__Selected excerpt__:
.....

Oh America, Where Art Thou?
After the Second World War, our admiration for America was at its height: progress and enlightened ideas set the tone for the entire western world. But the Low Countries’ love of the Land of the Free has gradually been coloured by sorrow and frustration. Or at least, this appears to be the case, based on the many books that have been published in the run-up to the presidential election in November 2020. America-specialist Theo D’haen explains why our affection for the United States has cooled.
Bjӧrn, Monika, Rudi and Steven are sad, indignant, even angry. America has betrayed them. Yet, they still hanker for it like never before. I remember feeling those feelings, those frustrations. They belong to the generation born in the years 1940-1960 – the baby-boomers. For them, the siren song of the Statue of Liberty was loud and clear. What has happened to destroy the admiration the Flemish and Dutch of the post-war era had for the United States and twist it into the despair and even horror described in The Length of an Ocean: Voices and Moods in America (De lengte van een ocean: stemmen en stemmingen in Amerika) by Björn Soenens (VRT – American correspondent); in Americans: It Could Have Been So Great (Amerikanen: Het had zo mooi kunnen zijn) by Steven De Foer (Journalist, De Standaard); in The Torn-Apart States of America (De Verscheurde Staten van Amerika) by Rudi Rotthier (journalist and travel writer); and in The Other America: In the Shadow of Trump (Het andere Amerika: in de schaduw van Trump) by Monika Triest (Emeritus professor of Women’s Studies)?

.....

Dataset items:
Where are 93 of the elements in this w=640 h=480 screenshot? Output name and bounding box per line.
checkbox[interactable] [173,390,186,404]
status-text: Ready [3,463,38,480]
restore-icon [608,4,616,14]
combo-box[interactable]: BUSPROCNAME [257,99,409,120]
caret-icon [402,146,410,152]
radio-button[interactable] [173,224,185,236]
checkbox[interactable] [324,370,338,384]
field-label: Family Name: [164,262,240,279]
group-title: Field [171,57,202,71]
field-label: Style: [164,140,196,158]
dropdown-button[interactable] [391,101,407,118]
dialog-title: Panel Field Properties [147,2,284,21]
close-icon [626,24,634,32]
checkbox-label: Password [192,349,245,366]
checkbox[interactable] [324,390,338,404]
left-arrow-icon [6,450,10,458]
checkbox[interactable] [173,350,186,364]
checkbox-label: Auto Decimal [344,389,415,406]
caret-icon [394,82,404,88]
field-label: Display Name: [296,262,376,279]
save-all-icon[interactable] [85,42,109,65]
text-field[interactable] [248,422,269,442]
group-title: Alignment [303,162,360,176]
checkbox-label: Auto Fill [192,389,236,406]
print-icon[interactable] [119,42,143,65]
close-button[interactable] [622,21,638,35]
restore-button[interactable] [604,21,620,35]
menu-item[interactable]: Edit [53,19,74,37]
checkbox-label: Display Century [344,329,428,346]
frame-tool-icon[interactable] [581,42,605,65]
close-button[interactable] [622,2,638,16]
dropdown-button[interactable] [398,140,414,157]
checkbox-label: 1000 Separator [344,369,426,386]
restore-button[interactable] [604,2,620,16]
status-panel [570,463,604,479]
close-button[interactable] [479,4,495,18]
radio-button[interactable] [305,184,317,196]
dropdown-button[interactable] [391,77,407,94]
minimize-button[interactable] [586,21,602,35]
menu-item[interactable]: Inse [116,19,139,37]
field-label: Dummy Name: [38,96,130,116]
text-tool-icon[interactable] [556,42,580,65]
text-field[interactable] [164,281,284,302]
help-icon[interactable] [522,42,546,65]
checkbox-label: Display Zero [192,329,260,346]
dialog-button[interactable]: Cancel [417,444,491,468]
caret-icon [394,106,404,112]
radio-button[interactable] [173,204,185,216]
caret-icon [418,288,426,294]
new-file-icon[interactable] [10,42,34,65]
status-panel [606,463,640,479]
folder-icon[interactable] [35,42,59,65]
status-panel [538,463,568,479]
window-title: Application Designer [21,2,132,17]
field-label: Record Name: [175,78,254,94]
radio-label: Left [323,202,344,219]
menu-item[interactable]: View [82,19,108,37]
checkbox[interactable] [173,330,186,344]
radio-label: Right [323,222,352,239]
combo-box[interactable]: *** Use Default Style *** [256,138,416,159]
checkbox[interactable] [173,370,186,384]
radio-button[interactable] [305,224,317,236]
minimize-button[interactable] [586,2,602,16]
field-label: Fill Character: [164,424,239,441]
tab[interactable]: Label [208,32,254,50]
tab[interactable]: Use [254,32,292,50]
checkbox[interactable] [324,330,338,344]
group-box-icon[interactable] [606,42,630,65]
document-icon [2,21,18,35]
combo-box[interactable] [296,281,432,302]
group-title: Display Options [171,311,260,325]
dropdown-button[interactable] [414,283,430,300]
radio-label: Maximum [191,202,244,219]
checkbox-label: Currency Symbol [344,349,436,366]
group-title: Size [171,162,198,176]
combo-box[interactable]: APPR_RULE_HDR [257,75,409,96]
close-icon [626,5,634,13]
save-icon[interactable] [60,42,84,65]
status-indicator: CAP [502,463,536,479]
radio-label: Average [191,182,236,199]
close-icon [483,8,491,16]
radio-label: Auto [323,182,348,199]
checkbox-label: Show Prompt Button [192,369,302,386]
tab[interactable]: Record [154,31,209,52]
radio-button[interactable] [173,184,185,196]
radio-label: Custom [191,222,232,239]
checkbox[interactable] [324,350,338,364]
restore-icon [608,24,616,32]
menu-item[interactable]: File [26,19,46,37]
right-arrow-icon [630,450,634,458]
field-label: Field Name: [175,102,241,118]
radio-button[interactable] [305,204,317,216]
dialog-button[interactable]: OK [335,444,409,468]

.....

__Set of tasks__:
**A)** Turn the America article's paragraph beginning "After the Second World War" into a short bulleted list that keeps its main facts.
**B)** What position does Monika Triest hold, according to the America article?
**C)** Resume the America article right after its closing question.

__Answers by item number__:
**A)**
- After the Second World War, admiration for America peaked, with its progress and enlightened ideas setting the tone for the whole western world.
- The Low Countries' love of the Land of the Free has gradually been tinged with sorrow and frustration.
- This seems to be the case judging by the many books published in the run-up to the November 2020 presidential election.
- America-specialist Theo D'haen explains why affection for the United States has cooled.

**B)** She is an Emeritus professor of Women's Studies.

**C)**
Is it Trump? Or is Trump a “sort of Frankenstein’s monster, created out of the worse parts available from a graveyard with a bad reputation,” as De Foer calls him; just a symptom of everything that has gone wrong in America lately? It is no accident that these four books – incidentally, only a small part of the cartload of books on the same theme – have appeared in the run-up to a presidential election that, without exaggeration, can be described as determining the fate of the United States, and perhaps the entire world.
Happy Days in the 1950s
America was so progressive and beautiful in the post-war years. We can see that in The Voice of America (De Stem uit Amerika) the weekly radio programme featuring Dr. Jan-Albert Goris, better known as the writer Marnix Gijsen; in the popular History of North America (Geschiedenis van Noord-Amerika) by Jaap ter Haar and in scholarly works such as Example in the Distance (Voorbeeld in de verte) by J.W. Schulte Nordholt. The United States was the uncontested leader of the “free West” politically and militarily, but also economically and culturally. Popular television programmes such as Father Knows Best, Margie, Dennis the Menace, Lassie and The Dick van Dyke Show
illustrated a world that was white, suburban, middle class and firmly anchored in WASP (white, Anglo Saxon Protestant) family values.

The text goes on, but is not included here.